• The task: Copy out all the lines exactly. Omit pictures.

• Records for this task:
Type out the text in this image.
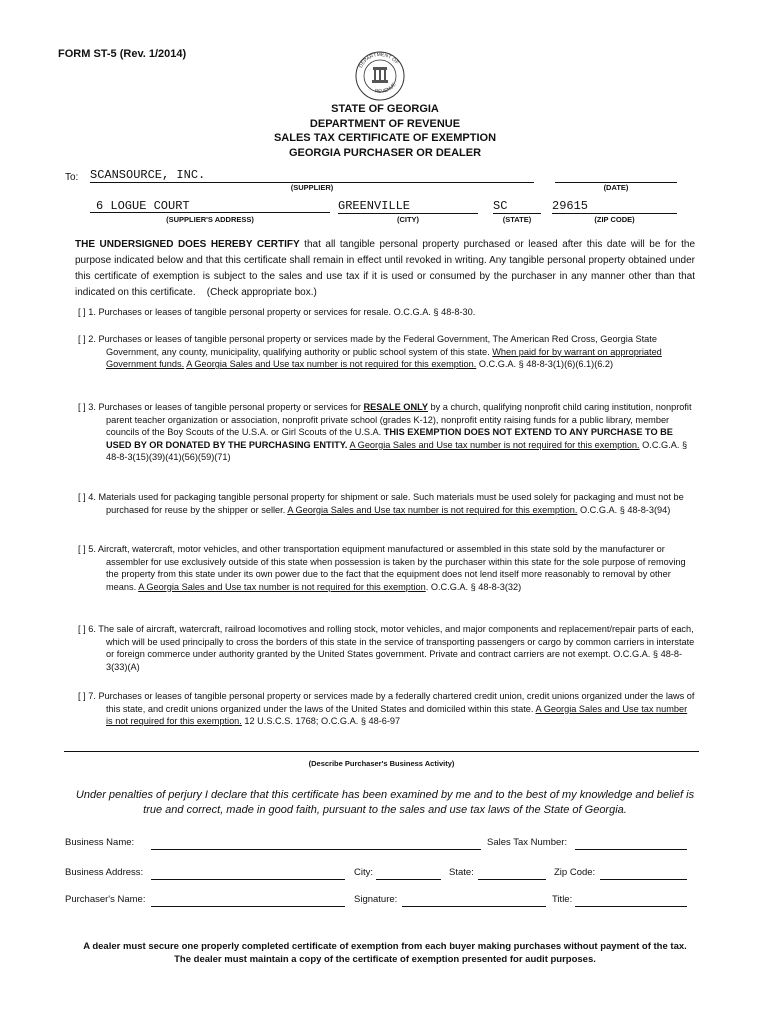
FORM ST-5 (Rev. 1/2014)
DEPARTMENT OF
REVENUE
STATE OF GEORGIA
DEPARTMENT OF REVENUE
SALES TAX CERTIFICATE OF EXEMPTION
GEORGIA PURCHASER OR DEALER
To: SCANSOURCE, INC.
(SUPPLIER)	(DATE)
6 LOGUE COURT
(SUPPLIER'S ADDRESS)
GREENVILLE
(CITY)
SC
(STATE)
29615
(ZIP CODE)
THE UNDERSIGNED DOES HEREBY CERTIFY that all tangible personal property purchased or leased after this date will be for the purpose indicated below and that this certificate shall remain in effect until revoked in writing. Any tangible personal property obtained under this certificate of exemption is subject to the sales and use tax if it is used or consumed by the purchaser in any manner other than that indicated on this certificate. (Check appropriate box.)
[ ] 1. Purchases or leases of tangible personal property or services for resale. O.C.G.A. § 48-8-30.
[ ] 2. Purchases or leases of tangible personal property or services made by the Federal Government, The American Red Cross, Georgia State Government, any county, municipality, qualifying authority or public school system of this state. When paid for by warrant on appropriated Government funds. A Georgia Sales and Use tax number is not required for this exemption. O.C.G.A. § 48-8-3(1)(6)(6.1)(6.2)
[ ] 3. Purchases or leases of tangible personal property or services for RESALE ONLY by a church, qualifying nonprofit child caring institution, nonprofit parent teacher organization or association, nonprofit private school (grades K-12), nonprofit entity raising funds for a public library, member councils of the Boy Scouts of the U.S.A. or Girl Scouts of the U.S.A. THIS EXEMPTION DOES NOT EXTEND TO ANY PURCHASE TO BE USED BY OR DONATED BY THE PURCHASING ENTITY. A Georgia Sales and Use tax number is not required for this exemption. O.C.G.A. § 48-8-3(15)(39)(41)(56)(59)(71)
[ ] 4. Materials used for packaging tangible personal property for shipment or sale. Such materials must be used solely for packaging and must not be purchased for reuse by the shipper or seller. A Georgia Sales and Use tax number is not required for this exemption. O.C.G.A. § 48-8-3(94)
[ ] 5. Aircraft, watercraft, motor vehicles, and other transportation equipment manufactured or assembled in this state sold by the manufacturer or assembler for use exclusively outside of this state when possession is taken by the purchaser within this state for the sole purpose of removing the property from this state under its own power due to the fact that the equipment does not lend itself more reasonably to removal by other means. A Georgia Sales and Use tax number is not required for this exemption. O.C.G.A. § 48-8-3(32)
[ ] 6. The sale of aircraft, watercraft, railroad locomotives and rolling stock, motor vehicles, and major components and replacement/repair parts of each, which will be used principally to cross the borders of this state in the service of transporting passengers or cargo by common carriers in interstate or foreign commerce under authority granted by the United States government. Private and contract carriers are not exempt. O.C.G.A. § 48-8-3(33)(A)
[ ] 7. Purchases or leases of tangible personal property or services made by a federally chartered credit union, credit unions organized under the laws of this state, and credit unions organized under the laws of the United States and domiciled within this state. A Georgia Sales and Use tax number is not required for this exemption. 12 U.S.C.S. 1768; O.C.G.A. § 48-6-97
(Describe Purchaser's Business Activity)
Under penalties of perjury I declare that this certificate has been examined by me and to the best of my knowledge and belief is true and correct, made in good faith, pursuant to the sales and use tax laws of the State of Georgia.
Business Name:	Sales Tax Number:
Business Address:	City:	State:	Zip Code:
Purchaser's Name:	Signature:	Title:
A dealer must secure one properly completed certificate of exemption from each buyer making purchases without payment of the tax.
The dealer must maintain a copy of the certificate of exemption presented for audit purposes.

• The solution:
Type out the text in this image.
FORM ST-5 (Rev. 1/2014)
DEPARTMENT OF
REVENUE
STATE OF GEORGIA
DEPARTMENT OF REVENUE
SALES TAX CERTIFICATE OF EXEMPTION
GEORGIA PURCHASER OR DEALER
To: SCANSOURCE, INC.
(SUPPLIER)	(DATE)
6 LOGUE COURT
(SUPPLIER'S ADDRESS)
GREENVILLE
(CITY)
SC
(STATE)
29615
(ZIP CODE)
THE UNDERSIGNED DOES HEREBY CERTIFY that all tangible personal property purchased or leased after this date will be for the purpose indicated below and that this certificate shall remain in effect until revoked in writing. Any tangible personal property obtained under this certificate of exemption is subject to the sales and use tax if it is used or consumed by the purchaser in any manner other than that indicated on this certificate. (Check appropriate box.)
[ ] 1. Purchases or leases of tangible personal property or services for resale. O.C.G.A. § 48-8-30.
[ ] 2. Purchases or leases of tangible personal property or services made by the Federal Government, The American Red Cross, Georgia State Government, any county, municipality, qualifying authority or public school system of this state. When paid for by warrant on appropriated Government funds. A Georgia Sales and Use tax number is not required for this exemption. O.C.G.A. § 48-8-3(1)(6)(6.1)(6.2)
[ ] 3. Purchases or leases of tangible personal property or services for RESALE ONLY by a church, qualifying nonprofit child caring institution, nonprofit parent teacher organization or association, nonprofit private school (grades K-12), nonprofit entity raising funds for a public library, member councils of the Boy Scouts of the U.S.A. or Girl Scouts of the U.S.A. THIS EXEMPTION DOES NOT EXTEND TO ANY PURCHASE TO BE USED BY OR DONATED BY THE PURCHASING ENTITY. A Georgia Sales and Use tax number is not required for this exemption. O.C.G.A. § 48-8-3(15)(39)(41)(56)(59)(71)
[ ] 4. Materials used for packaging tangible personal property for shipment or sale. Such materials must be used solely for packaging and must not be purchased for reuse by the shipper or seller. A Georgia Sales and Use tax number is not required for this exemption. O.C.G.A. § 48-8-3(94)
[ ] 5. Aircraft, watercraft, motor vehicles, and other transportation equipment manufactured or assembled in this state sold by the manufacturer or assembler for use exclusively outside of this state when possession is taken by the purchaser within this state for the sole purpose of removing the property from this state under its own power due to the fact that the equipment does not lend itself more reasonably to removal by other means. A Georgia Sales and Use tax number is not required for this exemption. O.C.G.A. § 48-8-3(32)
[ ] 6. The sale of aircraft, watercraft, railroad locomotives and rolling stock, motor vehicles, and major components and replacement/repair parts of each, which will be used principally to cross the borders of this state in the service of transporting passengers or cargo by common carriers in interstate or foreign commerce under authority granted by the United States government. Private and contract carriers are not exempt. O.C.G.A. § 48-8-3(33)(A)
[ ] 7. Purchases or leases of tangible personal property or services made by a federally chartered credit union, credit unions organized under the laws of this state, and credit unions organized under the laws of the United States and domiciled within this state. A Georgia Sales and Use tax number is not required for this exemption. 12 U.S.C.S. 1768; O.C.G.A. § 48-6-97
(Describe Purchaser's Business Activity)
Under penalties of perjury I declare that this certificate has been examined by me and to the best of my knowledge and belief is true and correct, made in good faith, pursuant to the sales and use tax laws of the State of Georgia.
Business Name:	Sales Tax Number:
Business Address:	City:	State:	Zip Code:
Purchaser's Name:	Signature:	Title:
A dealer must secure one properly completed certificate of exemption from each buyer making purchases without payment of the tax.
The dealer must maintain a copy of the certificate of exemption presented for audit purposes.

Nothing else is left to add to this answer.